== GIVEN RECORDS ==
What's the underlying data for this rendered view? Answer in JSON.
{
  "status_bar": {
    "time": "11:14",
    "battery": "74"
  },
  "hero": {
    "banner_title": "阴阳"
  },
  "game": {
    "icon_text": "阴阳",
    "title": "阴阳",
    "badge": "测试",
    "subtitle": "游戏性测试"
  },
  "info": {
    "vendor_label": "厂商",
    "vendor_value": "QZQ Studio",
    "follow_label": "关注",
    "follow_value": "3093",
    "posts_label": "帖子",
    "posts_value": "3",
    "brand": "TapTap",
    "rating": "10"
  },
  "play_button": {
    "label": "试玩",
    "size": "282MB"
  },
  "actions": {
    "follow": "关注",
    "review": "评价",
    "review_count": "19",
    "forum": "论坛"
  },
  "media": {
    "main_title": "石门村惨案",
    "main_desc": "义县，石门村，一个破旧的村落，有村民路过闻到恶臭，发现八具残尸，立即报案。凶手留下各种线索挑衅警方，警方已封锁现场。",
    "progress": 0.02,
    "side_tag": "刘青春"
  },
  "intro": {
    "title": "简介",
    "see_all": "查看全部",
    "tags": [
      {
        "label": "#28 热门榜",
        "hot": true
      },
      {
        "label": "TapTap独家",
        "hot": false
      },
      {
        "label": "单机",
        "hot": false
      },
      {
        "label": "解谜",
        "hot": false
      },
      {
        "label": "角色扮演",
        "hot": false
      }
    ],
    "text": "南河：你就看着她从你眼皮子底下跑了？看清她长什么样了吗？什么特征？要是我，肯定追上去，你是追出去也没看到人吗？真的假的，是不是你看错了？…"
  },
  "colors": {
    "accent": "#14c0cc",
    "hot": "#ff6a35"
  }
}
===
__DO THIS__: Your task is to quote the listing above word for word.

__RESULT FOR THIS EXERCISE__:
What's the underlying data for this rendered view? Answer in JSON.
{
  "status_bar": {
    "time": "11:14",
    "battery": "74"
  },
  "hero": {
    "banner_title": "阴阳"
  },
  "game": {
    "icon_text": "阴阳",
    "title": "阴阳",
    "badge": "测试",
    "subtitle": "游戏性测试"
  },
  "info": {
    "vendor_label": "厂商",
    "vendor_value": "QZQ Studio",
    "follow_label": "关注",
    "follow_value": "3093",
    "posts_label": "帖子",
    "posts_value": "3",
    "brand": "TapTap",
    "rating": "10"
  },
  "play_button": {
    "label": "试玩",
    "size": "282MB"
  },
  "actions": {
    "follow": "关注",
    "review": "评价",
    "review_count": "19",
    "forum": "论坛"
  },
  "media": {
    "main_title": "石门村惨案",
    "main_desc": "义县，石门村，一个破旧的村落，有村民路过闻到恶臭，发现八具残尸，立即报案。凶手留下各种线索挑衅警方，警方已封锁现场。",
    "progress": 0.02,
    "side_tag": "刘青春"
  },
  "intro": {
    "title": "简介",
    "see_all": "查看全部",
    "tags": [
      {
        "label": "#28 热门榜",
        "hot": true
      },
      {
        "label": "TapTap独家",
        "hot": false
      },
      {
        "label": "单机",
        "hot": false
      },
      {
        "label": "解谜",
        "hot": false
      },
      {
        "label": "角色扮演",
        "hot": false
      }
    ],
    "text": "南河：你就看着她从你眼皮子底下跑了？看清她长什么样了吗？什么特征？要是我，肯定追上去，你是追出去也没看到人吗？真的假的，是不是你看错了？…"
  },
  "colors": {
    "accent": "#14c0cc",
    "hot": "#ff6a35"
  }
}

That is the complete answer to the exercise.